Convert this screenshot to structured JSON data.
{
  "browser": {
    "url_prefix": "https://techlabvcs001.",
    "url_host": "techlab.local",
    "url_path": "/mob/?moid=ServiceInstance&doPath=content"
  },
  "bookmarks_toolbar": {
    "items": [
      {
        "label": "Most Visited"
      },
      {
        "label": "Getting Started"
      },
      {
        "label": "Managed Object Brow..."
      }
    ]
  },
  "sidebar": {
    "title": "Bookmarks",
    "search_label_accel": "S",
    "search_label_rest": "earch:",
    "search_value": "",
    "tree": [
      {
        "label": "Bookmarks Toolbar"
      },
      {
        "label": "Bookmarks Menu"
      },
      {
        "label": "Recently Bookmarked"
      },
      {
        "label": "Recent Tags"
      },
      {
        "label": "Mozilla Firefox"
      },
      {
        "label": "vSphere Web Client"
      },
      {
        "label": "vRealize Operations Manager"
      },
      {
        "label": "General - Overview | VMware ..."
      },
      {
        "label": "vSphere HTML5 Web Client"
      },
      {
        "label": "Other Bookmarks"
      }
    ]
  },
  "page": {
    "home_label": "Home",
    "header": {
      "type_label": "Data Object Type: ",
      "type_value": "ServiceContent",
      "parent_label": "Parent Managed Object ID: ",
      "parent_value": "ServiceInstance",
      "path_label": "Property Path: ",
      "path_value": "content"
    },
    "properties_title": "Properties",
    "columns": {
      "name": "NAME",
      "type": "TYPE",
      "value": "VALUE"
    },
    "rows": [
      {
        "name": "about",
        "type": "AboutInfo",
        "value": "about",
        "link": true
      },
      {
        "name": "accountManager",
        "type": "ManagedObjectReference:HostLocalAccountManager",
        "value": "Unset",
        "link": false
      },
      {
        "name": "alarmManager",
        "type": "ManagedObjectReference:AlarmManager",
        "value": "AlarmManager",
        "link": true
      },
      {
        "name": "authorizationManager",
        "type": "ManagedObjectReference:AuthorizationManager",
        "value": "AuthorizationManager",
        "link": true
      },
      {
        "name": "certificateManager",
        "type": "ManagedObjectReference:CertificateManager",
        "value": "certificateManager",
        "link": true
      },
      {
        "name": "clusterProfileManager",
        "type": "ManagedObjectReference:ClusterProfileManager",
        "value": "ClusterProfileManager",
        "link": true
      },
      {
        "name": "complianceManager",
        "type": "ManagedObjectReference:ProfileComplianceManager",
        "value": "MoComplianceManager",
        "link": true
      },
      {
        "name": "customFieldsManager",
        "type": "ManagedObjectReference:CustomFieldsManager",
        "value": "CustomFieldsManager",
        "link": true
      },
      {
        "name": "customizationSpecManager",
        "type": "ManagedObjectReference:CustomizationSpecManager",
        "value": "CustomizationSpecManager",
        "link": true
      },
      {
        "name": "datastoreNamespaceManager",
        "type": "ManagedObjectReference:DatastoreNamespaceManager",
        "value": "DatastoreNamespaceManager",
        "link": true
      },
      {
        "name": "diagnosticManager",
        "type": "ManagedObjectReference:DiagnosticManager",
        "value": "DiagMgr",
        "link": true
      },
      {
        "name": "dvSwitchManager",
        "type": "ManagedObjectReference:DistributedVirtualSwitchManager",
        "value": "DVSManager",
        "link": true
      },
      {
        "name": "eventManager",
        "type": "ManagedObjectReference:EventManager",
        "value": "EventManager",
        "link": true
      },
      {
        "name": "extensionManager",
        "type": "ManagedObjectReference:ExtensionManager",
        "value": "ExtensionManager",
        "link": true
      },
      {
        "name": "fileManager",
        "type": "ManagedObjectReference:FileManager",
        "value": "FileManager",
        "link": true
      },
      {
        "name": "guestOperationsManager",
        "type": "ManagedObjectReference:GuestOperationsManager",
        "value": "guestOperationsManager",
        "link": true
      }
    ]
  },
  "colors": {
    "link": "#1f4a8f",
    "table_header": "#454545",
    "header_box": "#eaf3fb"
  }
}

### Written exercise:
All of the material above needs to be retyped word for word.

### Solution below:
Convert this screenshot to structured JSON data.
{
  "browser": {
    "url_prefix": "https://techlabvcs001.",
    "url_host": "techlab.local",
    "url_path": "/mob/?moid=ServiceInstance&doPath=content"
  },
  "bookmarks_toolbar": {
    "items": [
      {
        "label": "Most Visited"
      },
      {
        "label": "Getting Started"
      },
      {
        "label": "Managed Object Brow..."
      }
    ]
  },
  "sidebar": {
    "title": "Bookmarks",
    "search_label_accel": "S",
    "search_label_rest": "earch:",
    "search_value": "",
    "tree": [
      {
        "label": "Bookmarks Toolbar"
      },
      {
        "label": "Bookmarks Menu"
      },
      {
        "label": "Recently Bookmarked"
      },
      {
        "label": "Recent Tags"
      },
      {
        "label": "Mozilla Firefox"
      },
      {
        "label": "vSphere Web Client"
      },
      {
        "label": "vRealize Operations Manager"
      },
      {
        "label": "General - Overview | VMware ..."
      },
      {
        "label": "vSphere HTML5 Web Client"
      },
      {
        "label": "Other Bookmarks"
      }
    ]
  },
  "page": {
    "home_label": "Home",
    "header": {
      "type_label": "Data Object Type: ",
      "type_value": "ServiceContent",
      "parent_label": "Parent Managed Object ID: ",
      "parent_value": "ServiceInstance",
      "path_label": "Property Path: ",
      "path_value": "content"
    },
    "properties_title": "Properties",
    "columns": {
      "name": "NAME",
      "type": "TYPE",
      "value": "VALUE"
    },
    "rows": [
      {
        "name": "about",
        "type": "AboutInfo",
        "value": "about",
        "link": true
      },
      {
        "name": "accountManager",
        "type": "ManagedObjectReference:HostLocalAccountManager",
        "value": "Unset",
        "link": false
      },
      {
        "name": "alarmManager",
        "type": "ManagedObjectReference:AlarmManager",
        "value": "AlarmManager",
        "link": true
      },
      {
        "name": "authorizationManager",
        "type": "ManagedObjectReference:AuthorizationManager",
        "value": "AuthorizationManager",
        "link": true
      },
      {
        "name": "certificateManager",
        "type": "ManagedObjectReference:CertificateManager",
        "value": "certificateManager",
        "link": true
      },
      {
        "name": "clusterProfileManager",
        "type": "ManagedObjectReference:ClusterProfileManager",
        "value": "ClusterProfileManager",
        "link": true
      },
      {
        "name": "complianceManager",
        "type": "ManagedObjectReference:ProfileComplianceManager",
        "value": "MoComplianceManager",
        "link": true
      },
      {
        "name": "customFieldsManager",
        "type": "ManagedObjectReference:CustomFieldsManager",
        "value": "CustomFieldsManager",
        "link": true
      },
      {
        "name": "customizationSpecManager",
        "type": "ManagedObjectReference:CustomizationSpecManager",
        "value": "CustomizationSpecManager",
        "link": true
      },
      {
        "name": "datastoreNamespaceManager",
        "type": "ManagedObjectReference:DatastoreNamespaceManager",
        "value": "DatastoreNamespaceManager",
        "link": true
      },
      {
        "name": "diagnosticManager",
        "type": "ManagedObjectReference:DiagnosticManager",
        "value": "DiagMgr",
        "link": true
      },
      {
        "name": "dvSwitchManager",
        "type": "ManagedObjectReference:DistributedVirtualSwitchManager",
        "value": "DVSManager",
        "link": true
      },
      {
        "name": "eventManager",
        "type": "ManagedObjectReference:EventManager",
        "value": "EventManager",
        "link": true
      },
      {
        "name": "extensionManager",
        "type": "ManagedObjectReference:ExtensionManager",
        "value": "ExtensionManager",
        "link": true
      },
      {
        "name": "fileManager",
        "type": "ManagedObjectReference:FileManager",
        "value": "FileManager",
        "link": true
      },
      {
        "name": "guestOperationsManager",
        "type": "ManagedObjectReference:GuestOperationsManager",
        "value": "guestOperationsManager",
        "link": true
      }
    ]
  },
  "colors": {
    "link": "#1f4a8f",
    "table_header": "#454545",
    "header_box": "#eaf3fb"
  }
}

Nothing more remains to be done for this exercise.